- **WORK TO BE COMPLETED**
Without the pictures, print each of the records below exactly as it appears.

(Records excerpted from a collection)
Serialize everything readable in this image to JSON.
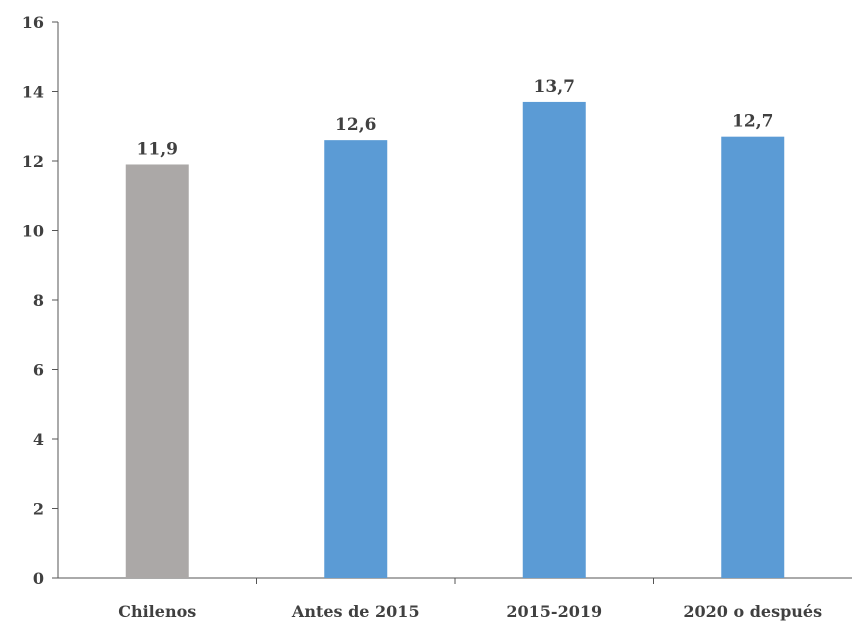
{
  "chart_data": {
    "type": "bar",
    "categories": [
      "Chilenos",
      "Antes de 2015",
      "2015-2019",
      "2020 o después"
    ],
    "values": [
      11.9,
      12.6,
      13.7,
      12.7
    ],
    "value_labels": [
      "11,9",
      "12,6",
      "13,7",
      "12,7"
    ],
    "bar_colors": [
      "#aba8a7",
      "#5b9bd5",
      "#5b9bd5",
      "#5b9bd5"
    ],
    "title": "",
    "xlabel": "",
    "ylabel": "",
    "ylim": [
      0,
      16
    ],
    "yticks": [
      0,
      2,
      4,
      6,
      8,
      10,
      12,
      14,
      16
    ],
    "grid": false,
    "legend": "none"
  }
}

- **EXERCISE RESPONSE**
Serialize everything readable in this image to JSON.
{
  "chart_data": {
    "type": "bar",
    "categories": [
      "Chilenos",
      "Antes de 2015",
      "2015-2019",
      "2020 o después"
    ],
    "values": [
      11.9,
      12.6,
      13.7,
      12.7
    ],
    "value_labels": [
      "11,9",
      "12,6",
      "13,7",
      "12,7"
    ],
    "bar_colors": [
      "#aba8a7",
      "#5b9bd5",
      "#5b9bd5",
      "#5b9bd5"
    ],
    "title": "",
    "xlabel": "",
    "ylabel": "",
    "ylim": [
      0,
      16
    ],
    "yticks": [
      0,
      2,
      4,
      6,
      8,
      10,
      12,
      14,
      16
    ],
    "grid": false,
    "legend": "none"
  }
}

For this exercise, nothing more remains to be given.